• Written problem: Each entry below must be repeated word for word.

• Source data:
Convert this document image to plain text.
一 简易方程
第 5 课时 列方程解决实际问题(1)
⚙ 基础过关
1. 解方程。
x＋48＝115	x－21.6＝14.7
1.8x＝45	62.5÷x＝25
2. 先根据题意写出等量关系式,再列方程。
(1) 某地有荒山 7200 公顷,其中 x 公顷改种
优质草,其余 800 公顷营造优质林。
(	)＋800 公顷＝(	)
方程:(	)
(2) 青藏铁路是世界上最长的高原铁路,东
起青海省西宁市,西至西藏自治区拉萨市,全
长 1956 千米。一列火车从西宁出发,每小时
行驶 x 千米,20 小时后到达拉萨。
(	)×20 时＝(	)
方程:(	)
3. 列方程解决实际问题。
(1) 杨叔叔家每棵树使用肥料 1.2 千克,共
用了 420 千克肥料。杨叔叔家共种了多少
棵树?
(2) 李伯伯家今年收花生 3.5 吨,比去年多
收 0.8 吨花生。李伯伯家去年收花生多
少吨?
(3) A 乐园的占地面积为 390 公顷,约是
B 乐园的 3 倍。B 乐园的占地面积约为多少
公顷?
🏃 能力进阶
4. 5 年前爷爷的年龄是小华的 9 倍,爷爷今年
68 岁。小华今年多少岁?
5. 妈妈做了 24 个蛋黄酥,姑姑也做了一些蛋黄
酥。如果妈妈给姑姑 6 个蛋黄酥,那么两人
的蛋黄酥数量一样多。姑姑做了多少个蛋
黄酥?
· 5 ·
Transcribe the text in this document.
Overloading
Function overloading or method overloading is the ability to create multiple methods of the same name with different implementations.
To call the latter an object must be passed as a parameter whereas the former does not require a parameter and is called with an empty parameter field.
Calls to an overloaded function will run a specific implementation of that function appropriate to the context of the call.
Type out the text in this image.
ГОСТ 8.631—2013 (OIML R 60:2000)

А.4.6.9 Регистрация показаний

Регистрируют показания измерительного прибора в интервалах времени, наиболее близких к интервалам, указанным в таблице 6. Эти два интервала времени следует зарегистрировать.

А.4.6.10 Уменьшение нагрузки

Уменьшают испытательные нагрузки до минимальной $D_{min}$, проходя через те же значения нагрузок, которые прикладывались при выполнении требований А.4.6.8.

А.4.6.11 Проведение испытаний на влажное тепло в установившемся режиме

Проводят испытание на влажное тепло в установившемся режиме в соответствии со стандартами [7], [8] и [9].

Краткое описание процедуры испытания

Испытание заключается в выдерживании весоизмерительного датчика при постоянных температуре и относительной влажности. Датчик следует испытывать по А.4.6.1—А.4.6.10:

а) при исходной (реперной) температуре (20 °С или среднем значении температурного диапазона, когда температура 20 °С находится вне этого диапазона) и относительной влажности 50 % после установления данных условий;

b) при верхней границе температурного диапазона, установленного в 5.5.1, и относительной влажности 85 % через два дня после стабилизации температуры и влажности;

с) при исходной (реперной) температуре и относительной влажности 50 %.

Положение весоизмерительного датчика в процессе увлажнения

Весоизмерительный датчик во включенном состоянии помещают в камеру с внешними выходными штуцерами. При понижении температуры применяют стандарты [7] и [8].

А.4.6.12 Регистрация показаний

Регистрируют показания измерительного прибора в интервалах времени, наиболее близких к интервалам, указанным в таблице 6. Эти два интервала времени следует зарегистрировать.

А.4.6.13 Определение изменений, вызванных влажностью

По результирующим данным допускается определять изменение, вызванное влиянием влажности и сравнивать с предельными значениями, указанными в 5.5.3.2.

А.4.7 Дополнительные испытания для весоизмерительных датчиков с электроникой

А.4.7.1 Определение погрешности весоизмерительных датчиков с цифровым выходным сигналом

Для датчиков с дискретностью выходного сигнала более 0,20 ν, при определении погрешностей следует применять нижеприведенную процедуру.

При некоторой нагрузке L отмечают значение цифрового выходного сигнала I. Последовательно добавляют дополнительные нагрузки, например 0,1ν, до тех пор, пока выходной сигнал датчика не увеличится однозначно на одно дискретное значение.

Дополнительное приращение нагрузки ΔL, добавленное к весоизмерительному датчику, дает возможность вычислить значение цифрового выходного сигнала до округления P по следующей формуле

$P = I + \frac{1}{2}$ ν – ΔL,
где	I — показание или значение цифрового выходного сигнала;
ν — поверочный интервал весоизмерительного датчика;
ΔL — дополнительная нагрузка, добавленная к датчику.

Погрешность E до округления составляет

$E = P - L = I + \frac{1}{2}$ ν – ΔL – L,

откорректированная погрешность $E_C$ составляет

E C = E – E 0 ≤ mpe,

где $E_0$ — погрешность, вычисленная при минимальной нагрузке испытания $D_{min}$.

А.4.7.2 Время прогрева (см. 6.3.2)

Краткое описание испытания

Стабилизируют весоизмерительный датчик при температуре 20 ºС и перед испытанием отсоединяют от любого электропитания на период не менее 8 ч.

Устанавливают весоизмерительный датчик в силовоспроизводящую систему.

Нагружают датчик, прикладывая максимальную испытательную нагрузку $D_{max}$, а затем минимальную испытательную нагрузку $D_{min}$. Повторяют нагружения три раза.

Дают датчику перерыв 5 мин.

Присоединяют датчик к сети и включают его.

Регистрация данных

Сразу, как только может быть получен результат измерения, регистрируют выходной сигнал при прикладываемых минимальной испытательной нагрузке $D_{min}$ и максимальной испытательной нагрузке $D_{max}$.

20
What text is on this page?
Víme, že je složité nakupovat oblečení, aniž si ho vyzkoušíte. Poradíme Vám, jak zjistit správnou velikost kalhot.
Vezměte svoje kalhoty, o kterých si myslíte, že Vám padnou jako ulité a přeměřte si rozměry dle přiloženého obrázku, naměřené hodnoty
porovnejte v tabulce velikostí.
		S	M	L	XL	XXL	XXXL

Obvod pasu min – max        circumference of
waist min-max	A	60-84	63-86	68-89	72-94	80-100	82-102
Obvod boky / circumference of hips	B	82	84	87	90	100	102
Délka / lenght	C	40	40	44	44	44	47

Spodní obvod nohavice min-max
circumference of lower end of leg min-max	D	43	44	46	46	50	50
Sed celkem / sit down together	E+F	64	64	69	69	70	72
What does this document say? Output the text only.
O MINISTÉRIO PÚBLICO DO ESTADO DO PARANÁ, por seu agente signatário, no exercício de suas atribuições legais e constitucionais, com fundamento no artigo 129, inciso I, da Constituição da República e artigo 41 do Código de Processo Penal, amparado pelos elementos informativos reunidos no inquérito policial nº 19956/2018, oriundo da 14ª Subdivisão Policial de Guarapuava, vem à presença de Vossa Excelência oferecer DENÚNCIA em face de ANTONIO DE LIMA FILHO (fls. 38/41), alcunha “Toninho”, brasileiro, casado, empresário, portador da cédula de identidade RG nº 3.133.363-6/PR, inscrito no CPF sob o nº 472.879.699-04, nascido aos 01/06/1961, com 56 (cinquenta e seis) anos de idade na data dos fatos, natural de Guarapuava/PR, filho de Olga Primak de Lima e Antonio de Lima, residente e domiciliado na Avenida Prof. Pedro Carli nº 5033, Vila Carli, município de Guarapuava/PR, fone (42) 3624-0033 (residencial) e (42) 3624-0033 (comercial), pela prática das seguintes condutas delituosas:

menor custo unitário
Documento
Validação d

• Response to the exercise:
Convert this document image to plain text.
一 简易方程
第 5 课时 列方程解决实际问题(1)
⚙ 基础过关
1. 解方程。
x＋48＝115	x－21.6＝14.7
1.8x＝45	62.5÷x＝25
2. 先根据题意写出等量关系式,再列方程。
(1) 某地有荒山 7200 公顷,其中 x 公顷改种
优质草,其余 800 公顷营造优质林。
(	)＋800 公顷＝(	)
方程:(	)
(2) 青藏铁路是世界上最长的高原铁路,东
起青海省西宁市,西至西藏自治区拉萨市,全
长 1956 千米。一列火车从西宁出发,每小时
行驶 x 千米,20 小时后到达拉萨。
(	)×20 时＝(	)
方程:(	)
3. 列方程解决实际问题。
(1) 杨叔叔家每棵树使用肥料 1.2 千克,共
用了 420 千克肥料。杨叔叔家共种了多少
棵树?
(2) 李伯伯家今年收花生 3.5 吨,比去年多
收 0.8 吨花生。李伯伯家去年收花生多
少吨?
(3) A 乐园的占地面积为 390 公顷,约是
B 乐园的 3 倍。B 乐园的占地面积约为多少
公顷?
🏃 能力进阶
4. 5 年前爷爷的年龄是小华的 9 倍,爷爷今年
68 岁。小华今年多少岁?
5. 妈妈做了 24 个蛋黄酥,姑姑也做了一些蛋黄
酥。如果妈妈给姑姑 6 个蛋黄酥,那么两人
的蛋黄酥数量一样多。姑姑做了多少个蛋
黄酥?
· 5 ·
Transcribe the text in this document.
Overloading
Function overloading or method overloading is the ability to create multiple methods of the same name with different implementations.
To call the latter an object must be passed as a parameter whereas the former does not require a parameter and is called with an empty parameter field.
Calls to an overloaded function will run a specific implementation of that function appropriate to the context of the call.
Type out the text in this image.
ГОСТ 8.631—2013 (OIML R 60:2000)

А.4.6.9 Регистрация показаний

Регистрируют показания измерительного прибора в интервалах времени, наиболее близких к интервалам, указанным в таблице 6. Эти два интервала времени следует зарегистрировать.

А.4.6.10 Уменьшение нагрузки

Уменьшают испытательные нагрузки до минимальной $D_{min}$, проходя через те же значения нагрузок, которые прикладывались при выполнении требований А.4.6.8.

А.4.6.11 Проведение испытаний на влажное тепло в установившемся режиме

Проводят испытание на влажное тепло в установившемся режиме в соответствии со стандартами [7], [8] и [9].

Краткое описание процедуры испытания

Испытание заключается в выдерживании весоизмерительного датчика при постоянных температуре и относительной влажности. Датчик следует испытывать по А.4.6.1—А.4.6.10:

а) при исходной (реперной) температуре (20 °С или среднем значении температурного диапазона, когда температура 20 °С находится вне этого диапазона) и относительной влажности 50 % после установления данных условий;

b) при верхней границе температурного диапазона, установленного в 5.5.1, и относительной влажности 85 % через два дня после стабилизации температуры и влажности;

с) при исходной (реперной) температуре и относительной влажности 50 %.

Положение весоизмерительного датчика в процессе увлажнения

Весоизмерительный датчик во включенном состоянии помещают в камеру с внешними выходными штуцерами. При понижении температуры применяют стандарты [7] и [8].

А.4.6.12 Регистрация показаний

Регистрируют показания измерительного прибора в интервалах времени, наиболее близких к интервалам, указанным в таблице 6. Эти два интервала времени следует зарегистрировать.

А.4.6.13 Определение изменений, вызванных влажностью

По результирующим данным допускается определять изменение, вызванное влиянием влажности и сравнивать с предельными значениями, указанными в 5.5.3.2.

А.4.7 Дополнительные испытания для весоизмерительных датчиков с электроникой

А.4.7.1 Определение погрешности весоизмерительных датчиков с цифровым выходным сигналом

Для датчиков с дискретностью выходного сигнала более 0,20 ν, при определении погрешностей следует применять нижеприведенную процедуру.

При некоторой нагрузке L отмечают значение цифрового выходного сигнала I. Последовательно добавляют дополнительные нагрузки, например 0,1ν, до тех пор, пока выходной сигнал датчика не увеличится однозначно на одно дискретное значение.

Дополнительное приращение нагрузки ΔL, добавленное к весоизмерительному датчику, дает возможность вычислить значение цифрового выходного сигнала до округления P по следующей формуле

$P = I + \frac{1}{2}$ ν – ΔL,
где	I — показание или значение цифрового выходного сигнала;
ν — поверочный интервал весоизмерительного датчика;
ΔL — дополнительная нагрузка, добавленная к датчику.

Погрешность E до округления составляет

$E = P - L = I + \frac{1}{2}$ ν – ΔL – L,

откорректированная погрешность $E_C$ составляет

E C = E – E 0 ≤ mpe,

где $E_0$ — погрешность, вычисленная при минимальной нагрузке испытания $D_{min}$.

А.4.7.2 Время прогрева (см. 6.3.2)

Краткое описание испытания

Стабилизируют весоизмерительный датчик при температуре 20 ºС и перед испытанием отсоединяют от любого электропитания на период не менее 8 ч.

Устанавливают весоизмерительный датчик в силовоспроизводящую систему.

Нагружают датчик, прикладывая максимальную испытательную нагрузку $D_{max}$, а затем минимальную испытательную нагрузку $D_{min}$. Повторяют нагружения три раза.

Дают датчику перерыв 5 мин.

Присоединяют датчик к сети и включают его.

Регистрация данных

Сразу, как только может быть получен результат измерения, регистрируют выходной сигнал при прикладываемых минимальной испытательной нагрузке $D_{min}$ и максимальной испытательной нагрузке $D_{max}$.

20
What text is on this page?
Víme, že je složité nakupovat oblečení, aniž si ho vyzkoušíte. Poradíme Vám, jak zjistit správnou velikost kalhot.
Vezměte svoje kalhoty, o kterých si myslíte, že Vám padnou jako ulité a přeměřte si rozměry dle přiloženého obrázku, naměřené hodnoty
porovnejte v tabulce velikostí.
		S	M	L	XL	XXL	XXXL

Obvod pasu min – max        circumference of
waist min-max	A	60-84	63-86	68-89	72-94	80-100	82-102
Obvod boky / circumference of hips	B	82	84	87	90	100	102
Délka / lenght	C	40	40	44	44	44	47

Spodní obvod nohavice min-max
circumference of lower end of leg min-max	D	43	44	46	46	50	50
Sed celkem / sit down together	E+F	64	64	69	69	70	72
What does this document say? Output the text only.
O MINISTÉRIO PÚBLICO DO ESTADO DO PARANÁ, por seu agente signatário, no exercício de suas atribuições legais e constitucionais, com fundamento no artigo 129, inciso I, da Constituição da República e artigo 41 do Código de Processo Penal, amparado pelos elementos informativos reunidos no inquérito policial nº 19956/2018, oriundo da 14ª Subdivisão Policial de Guarapuava, vem à presença de Vossa Excelência oferecer DENÚNCIA em face de ANTONIO DE LIMA FILHO (fls. 38/41), alcunha “Toninho”, brasileiro, casado, empresário, portador da cédula de identidade RG nº 3.133.363-6/PR, inscrito no CPF sob o nº 472.879.699-04, nascido aos 01/06/1961, com 56 (cinquenta e seis) anos de idade na data dos fatos, natural de Guarapuava/PR, filho de Olga Primak de Lima e Antonio de Lima, residente e domiciliado na Avenida Prof. Pedro Carli nº 5033, Vila Carli, município de Guarapuava/PR, fone (42) 3624-0033 (residencial) e (42) 3624-0033 (comercial), pela prática das seguintes condutas delituosas:

menor custo unitário
Documento
Validação d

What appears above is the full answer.